Information given —
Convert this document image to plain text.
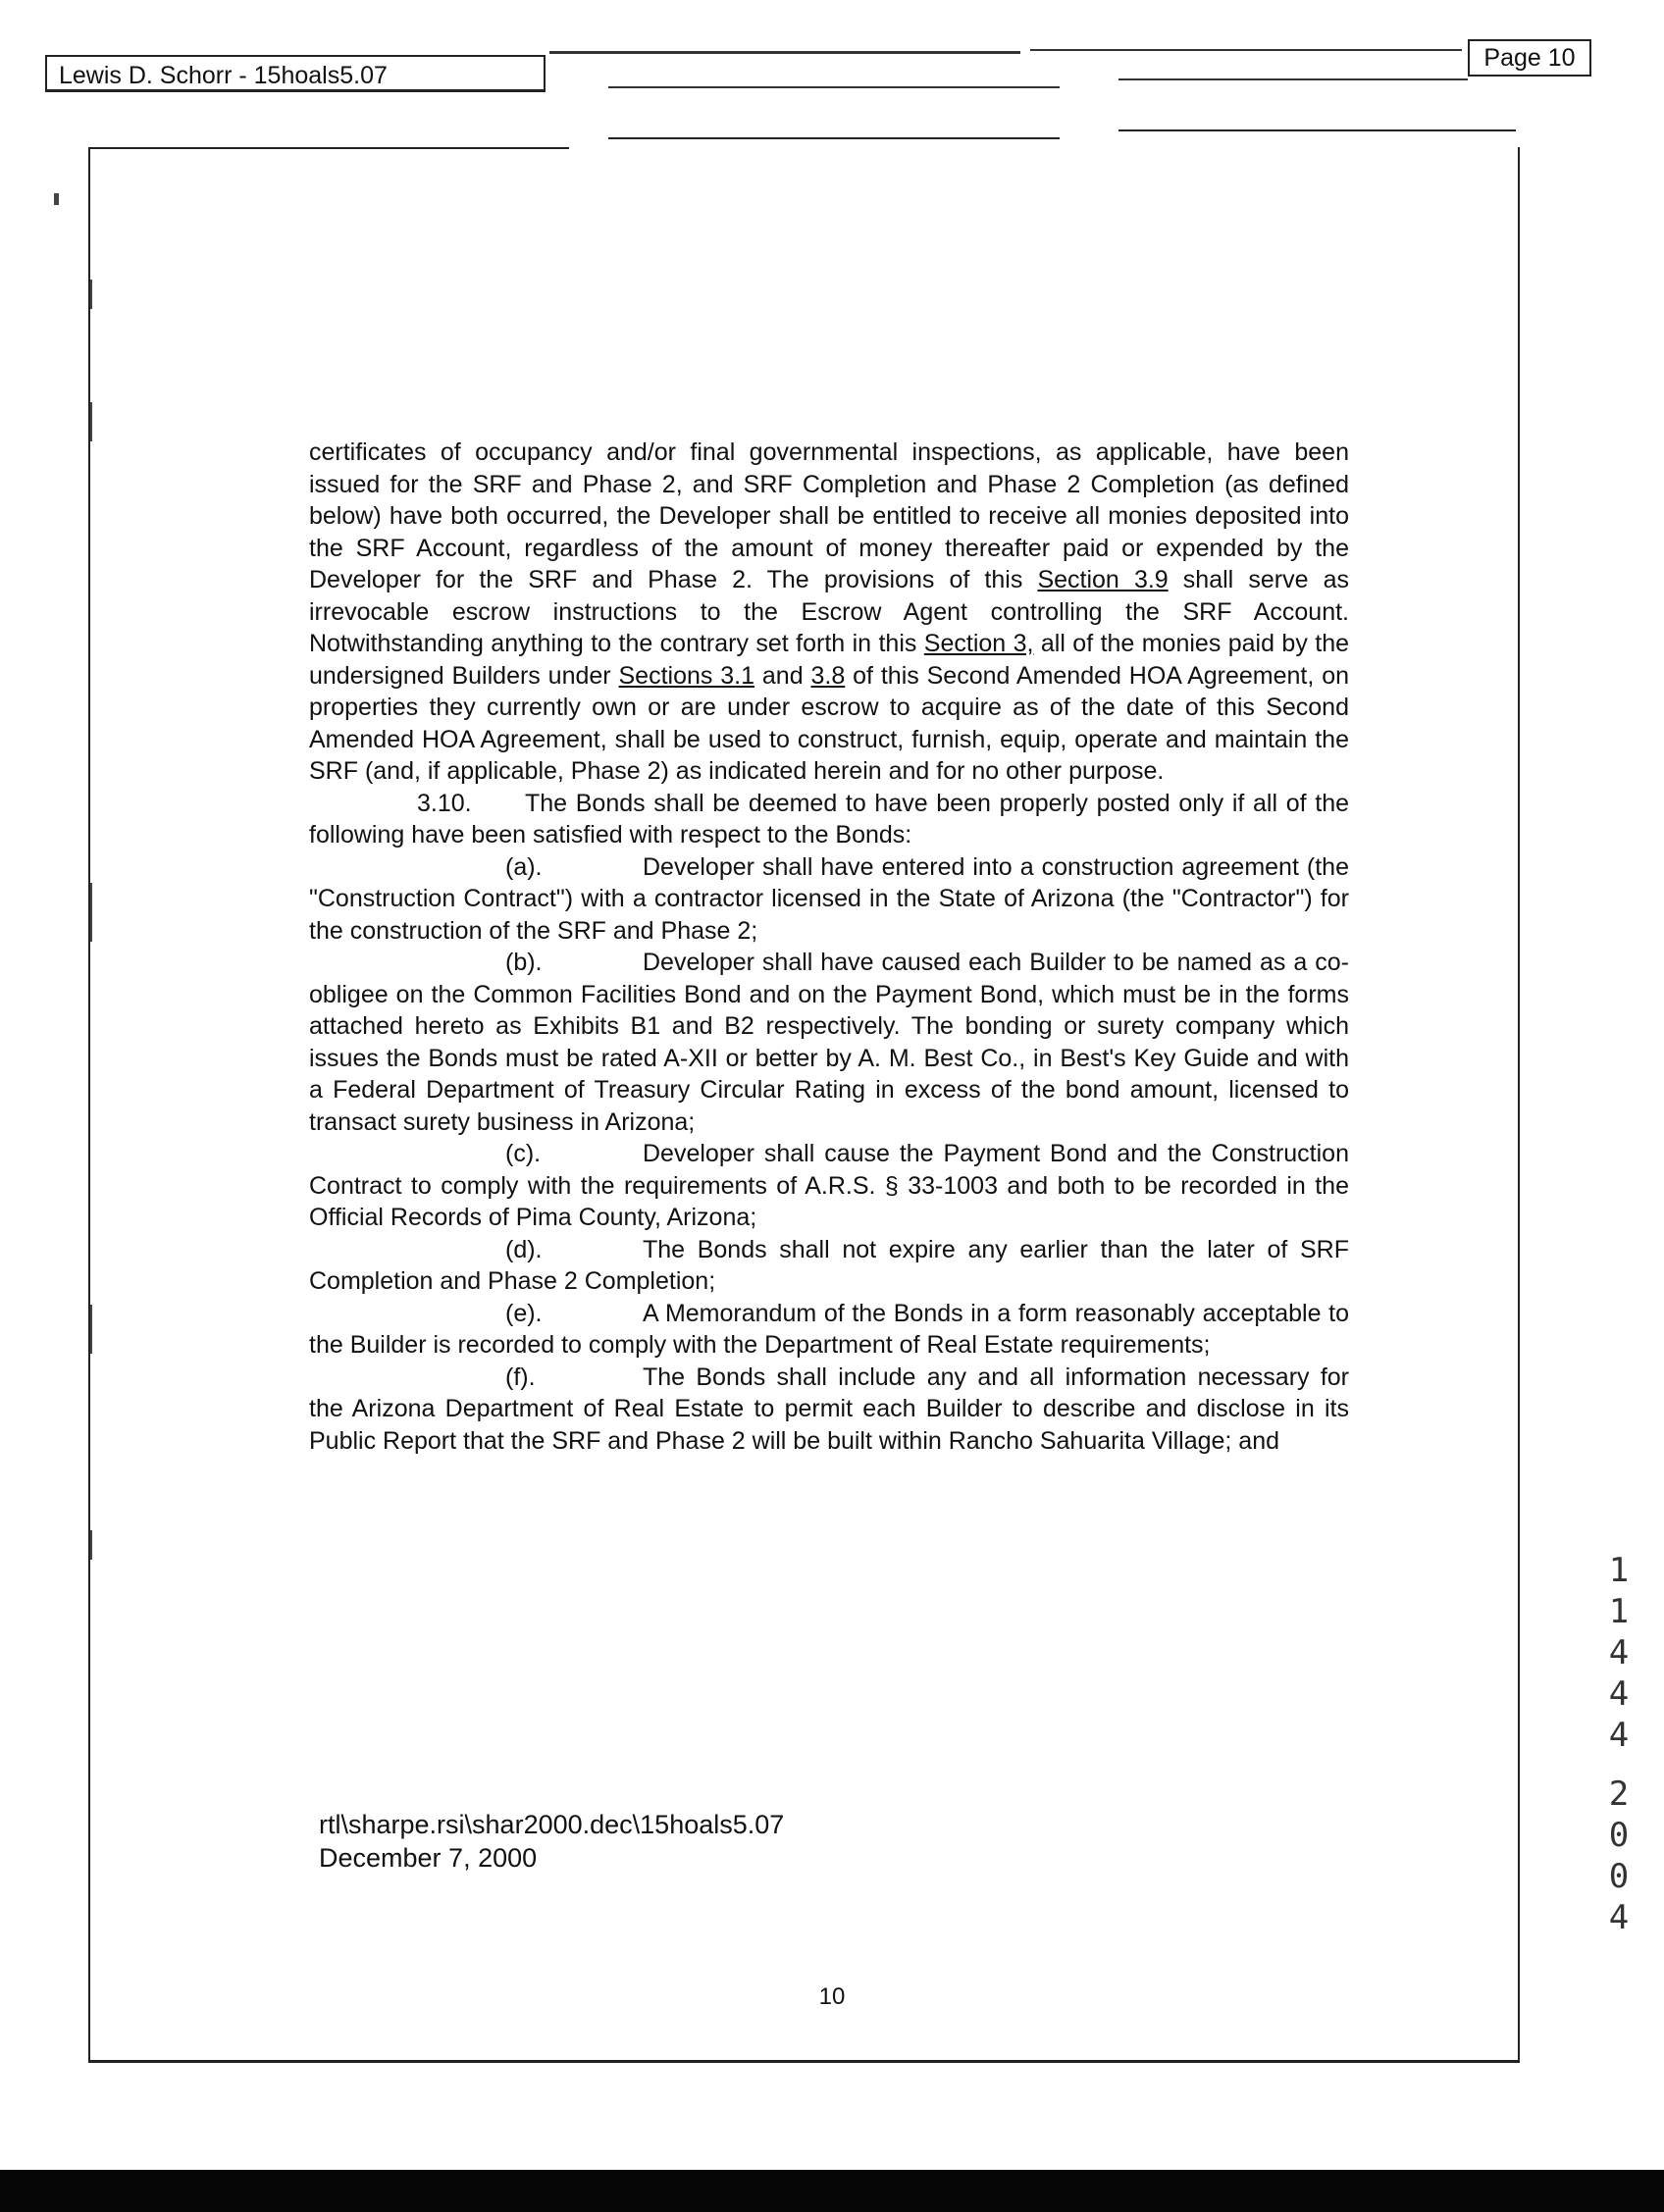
Lewis D. Schorr - 15hoals5.07
Page 10

certificates of occupancy and/or final governmental inspections, as applicable, have been issued for the SRF and Phase 2, and SRF Completion and Phase 2 Completion (as defined below) have both occurred, the Developer shall be entitled to receive all monies deposited into the SRF Account, regardless of the amount of money thereafter paid or expended by the Developer for the SRF and Phase 2. The provisions of this Section 3.9 shall serve as irrevocable escrow instructions to the Escrow Agent controlling the SRF Account. Notwithstanding anything to the contrary set forth in this Section 3, all of the monies paid by the undersigned Builders under Sections 3.1 and 3.8 of this Second Amended HOA Agreement, on properties they currently own or are under escrow to acquire as of the date of this Second Amended HOA Agreement, shall be used to construct, furnish, equip, operate and maintain the SRF (and, if applicable, Phase 2) as indicated herein and for no other purpose.

3.10. The Bonds shall be deemed to have been properly posted only if all of the following have been satisfied with respect to the Bonds:

(a).	Developer shall have entered into a construction agreement (the "Construction Contract") with a contractor licensed in the State of Arizona (the "Contractor") for the construction of the SRF and Phase 2;

(b).	Developer shall have caused each Builder to be named as a co-obligee on the Common Facilities Bond and on the Payment Bond, which must be in the forms attached hereto as Exhibits B1 and B2 respectively. The bonding or surety company which issues the Bonds must be rated A-XII or better by A. M. Best Co., in Best's Key Guide and with a Federal Department of Treasury Circular Rating in excess of the bond amount, licensed to transact surety business in Arizona;

(c).	Developer shall cause the Payment Bond and the Construction Contract to comply with the requirements of A.R.S. § 33-1003 and both to be recorded in the Official Records of Pima County, Arizona;

(d).	The Bonds shall not expire any earlier than the later of SRF Completion and Phase 2 Completion;

(e).	A Memorandum of the Bonds in a form reasonably acceptable to the Builder is recorded to comply with the Department of Real Estate requirements;

(f).	The Bonds shall include any and all information necessary for the Arizona Department of Real Estate to permit each Builder to describe and disclose in its Public Report that the SRF and Phase 2 will be built within Rancho Sahuarita Village; and

rtl\sharpe.rsi\shar2000.dec\15hoals5.07
December 7, 2000
10
1
1
4
4
4
2
0
0
4
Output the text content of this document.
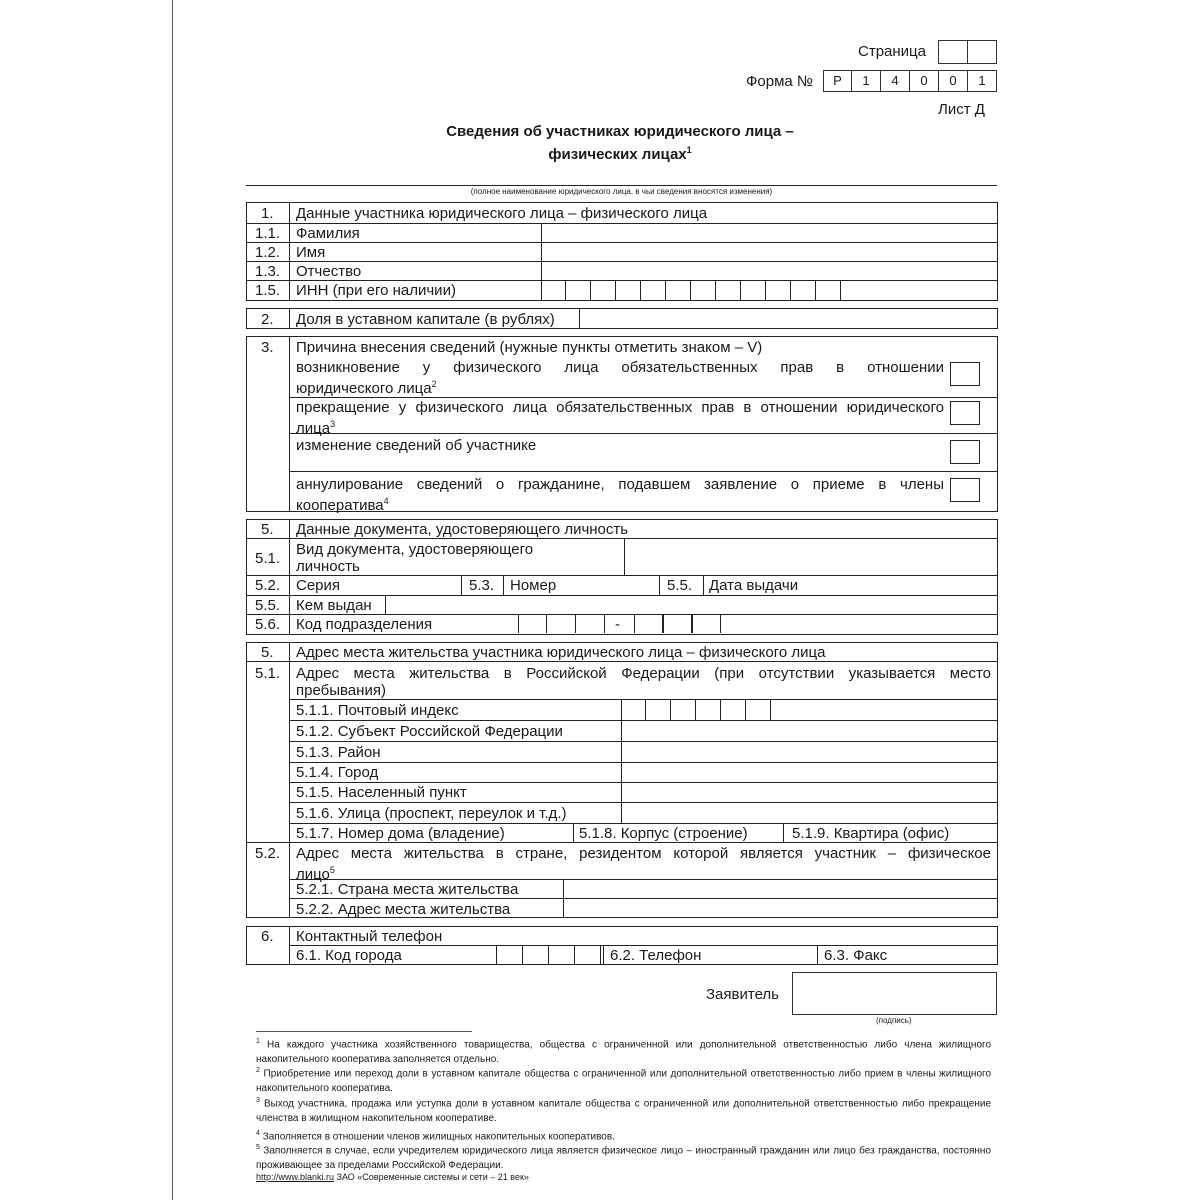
Страница
Форма №	Р	1	4	0	0	1
Лист Д
Сведения об участниках юридического лица –
физических лицах$^1$
(полное наименование юридического лица, в чьи сведения вносятся изменения)
1. Данные участника юридического лица – физического лица
1.1. Фамилия
1.2. Имя
1.3. Отчество
1.5. ИНН (при его наличии)
2. Доля в уставном капитале (в рублях)
3. Причина внесения сведений (нужные пункты отметить знаком – V)
возникновение у физического лица обязательственных прав в отношении
юридического лица$^2$
прекращение у физического лица обязательственных прав в отношении юридического
лица$^3$
изменение сведений об участнике
аннулирование сведений о гражданине, подавшем заявление о приеме в члены
кооператива$^4$
5. Данные документа, удостоверяющего личность
5.1.
Вид документа, удостоверяющего
личность
5.2. Серия	5.3. Номер	5.5. Дата выдачи
5.5. Кем выдан
5.6. Код подразделения	-
5. Адрес места жительства участника юридического лица – физического лица
5.1. Адрес места жительства в Российской Федерации (при отсутствии указывается место
пребывания)
5.1.1. Почтовый индекс
5.1.2. Субъект Российской Федерации
5.1.3. Район
5.1.4. Город
5.1.5. Населенный пункт
5.1.6. Улица (проспект, переулок и т.д.)
5.1.7. Номер дома (владение)	5.1.8. Корпус (строение)	5.1.9. Квартира (офис)
5.2. Адрес места жительства в стране, резидентом которой является участник – физическое
лицо$^5$
5.2.1. Страна места жительства
5.2.2. Адрес места жительства
6. Контактный телефон
6.1. Код города	6.2. Телефон	6.3. Факс
Заявитель
(подпись)
$^1$ На каждого участника хозяйственного товарищества, общества с ограниченной или дополнительной ответственностью либо члена жилищного накопительного кооператива заполняется отдельно.
$^2$ Приобретение или переход доли в уставном капитале общества с ограниченной или дополнительной ответственностью либо прием в члены жилищного накопительного кооператива.
$^3$ Выход участника, продажа или уступка доли в уставном капитале общества с ограниченной или дополнительной ответственностью либо прекращение членства в жилищном накопительном кооперативе.
$^4$ Заполняется в отношении членов жилищных накопительных кооперативов.
$^5$ Заполняется в случае, если учредителем юридического лица является физическое лицо – иностранный гражданин или лицо без гражданства, постоянно проживающее за пределами Российской Федерации.
http://www.blanki.ru ЗАО «Современные системы и сети – 21 век»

Work instructions —
Working from the entries above, return all lines that contain "капитале".

Correct result —
2. Доля в уставном капитале (в рублях)
$^2$ Приобретение или переход доли в уставном капитале общества с ограниченной или дополнительной ответственностью либо прием в члены жилищного накопительного кооператива.
$^3$ Выход участника, продажа или уступка доли в уставном капитале общества с ограниченной или дополнительной ответственностью либо прекращение членства в жилищном накопительном кооперативе.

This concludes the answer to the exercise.